| WHAT YOU HAVE TO DO |
Copy out all of the material, matching it word for word.

--- Start DATA PROVIDED ---

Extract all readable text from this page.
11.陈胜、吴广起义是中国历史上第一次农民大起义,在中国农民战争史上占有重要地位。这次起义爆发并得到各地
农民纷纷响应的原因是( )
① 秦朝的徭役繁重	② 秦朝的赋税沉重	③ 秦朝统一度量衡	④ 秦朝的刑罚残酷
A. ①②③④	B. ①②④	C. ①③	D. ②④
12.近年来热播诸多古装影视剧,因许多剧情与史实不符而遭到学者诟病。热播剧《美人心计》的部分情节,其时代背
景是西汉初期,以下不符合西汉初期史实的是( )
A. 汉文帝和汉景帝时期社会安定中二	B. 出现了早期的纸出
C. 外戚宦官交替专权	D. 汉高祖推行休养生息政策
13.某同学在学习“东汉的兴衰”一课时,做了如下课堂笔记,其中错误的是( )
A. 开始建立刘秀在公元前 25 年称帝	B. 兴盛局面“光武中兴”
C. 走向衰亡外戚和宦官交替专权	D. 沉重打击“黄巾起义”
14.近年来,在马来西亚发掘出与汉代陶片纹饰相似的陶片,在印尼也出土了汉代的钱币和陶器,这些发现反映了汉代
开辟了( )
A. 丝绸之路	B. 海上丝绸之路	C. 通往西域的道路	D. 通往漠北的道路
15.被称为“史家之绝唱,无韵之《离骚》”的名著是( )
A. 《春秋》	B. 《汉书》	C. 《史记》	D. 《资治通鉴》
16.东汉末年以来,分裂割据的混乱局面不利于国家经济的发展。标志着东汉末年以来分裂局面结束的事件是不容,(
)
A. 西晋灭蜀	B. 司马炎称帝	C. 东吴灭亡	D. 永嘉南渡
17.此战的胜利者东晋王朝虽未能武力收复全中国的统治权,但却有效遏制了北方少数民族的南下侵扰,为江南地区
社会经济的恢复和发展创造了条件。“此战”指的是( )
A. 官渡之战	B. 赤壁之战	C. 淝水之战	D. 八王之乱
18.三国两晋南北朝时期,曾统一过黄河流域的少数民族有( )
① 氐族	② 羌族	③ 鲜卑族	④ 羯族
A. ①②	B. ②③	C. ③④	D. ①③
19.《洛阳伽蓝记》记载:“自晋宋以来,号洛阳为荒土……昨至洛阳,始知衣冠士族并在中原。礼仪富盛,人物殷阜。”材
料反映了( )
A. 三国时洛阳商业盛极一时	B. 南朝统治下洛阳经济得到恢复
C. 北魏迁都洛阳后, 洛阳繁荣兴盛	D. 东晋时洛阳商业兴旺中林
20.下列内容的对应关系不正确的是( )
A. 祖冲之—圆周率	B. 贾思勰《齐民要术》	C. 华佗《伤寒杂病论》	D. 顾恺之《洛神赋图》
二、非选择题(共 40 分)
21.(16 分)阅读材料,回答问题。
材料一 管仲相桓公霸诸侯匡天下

--- End DATA PROVIDED ---

| EXERCISE RESPONSE |
Extract all readable text from this page.
11.陈胜、吴广起义是中国历史上第一次农民大起义,在中国农民战争史上占有重要地位。这次起义爆发并得到各地
农民纷纷响应的原因是( )
① 秦朝的徭役繁重	② 秦朝的赋税沉重	③ 秦朝统一度量衡	④ 秦朝的刑罚残酷
A. ①②③④	B. ①②④	C. ①③	D. ②④
12.近年来热播诸多古装影视剧,因许多剧情与史实不符而遭到学者诟病。热播剧《美人心计》的部分情节,其时代背
景是西汉初期,以下不符合西汉初期史实的是( )
A. 汉文帝和汉景帝时期社会安定中二	B. 出现了早期的纸出
C. 外戚宦官交替专权	D. 汉高祖推行休养生息政策
13.某同学在学习“东汉的兴衰”一课时,做了如下课堂笔记,其中错误的是( )
A. 开始建立刘秀在公元前 25 年称帝	B. 兴盛局面“光武中兴”
C. 走向衰亡外戚和宦官交替专权	D. 沉重打击“黄巾起义”
14.近年来,在马来西亚发掘出与汉代陶片纹饰相似的陶片,在印尼也出土了汉代的钱币和陶器,这些发现反映了汉代
开辟了( )
A. 丝绸之路	B. 海上丝绸之路	C. 通往西域的道路	D. 通往漠北的道路
15.被称为“史家之绝唱,无韵之《离骚》”的名著是( )
A. 《春秋》	B. 《汉书》	C. 《史记》	D. 《资治通鉴》
16.东汉末年以来,分裂割据的混乱局面不利于国家经济的发展。标志着东汉末年以来分裂局面结束的事件是不容,(
)
A. 西晋灭蜀	B. 司马炎称帝	C. 东吴灭亡	D. 永嘉南渡
17.此战的胜利者东晋王朝虽未能武力收复全中国的统治权,但却有效遏制了北方少数民族的南下侵扰,为江南地区
社会经济的恢复和发展创造了条件。“此战”指的是( )
A. 官渡之战	B. 赤壁之战	C. 淝水之战	D. 八王之乱
18.三国两晋南北朝时期,曾统一过黄河流域的少数民族有( )
① 氐族	② 羌族	③ 鲜卑族	④ 羯族
A. ①②	B. ②③	C. ③④	D. ①③
19.《洛阳伽蓝记》记载:“自晋宋以来,号洛阳为荒土……昨至洛阳,始知衣冠士族并在中原。礼仪富盛,人物殷阜。”材
料反映了( )
A. 三国时洛阳商业盛极一时	B. 南朝统治下洛阳经济得到恢复
C. 北魏迁都洛阳后, 洛阳繁荣兴盛	D. 东晋时洛阳商业兴旺中林
20.下列内容的对应关系不正确的是( )
A. 祖冲之—圆周率	B. 贾思勰《齐民要术》	C. 华佗《伤寒杂病论》	D. 顾恺之《洛神赋图》
二、非选择题(共 40 分)
21.(16 分)阅读材料,回答问题。
材料一 管仲相桓公霸诸侯匡天下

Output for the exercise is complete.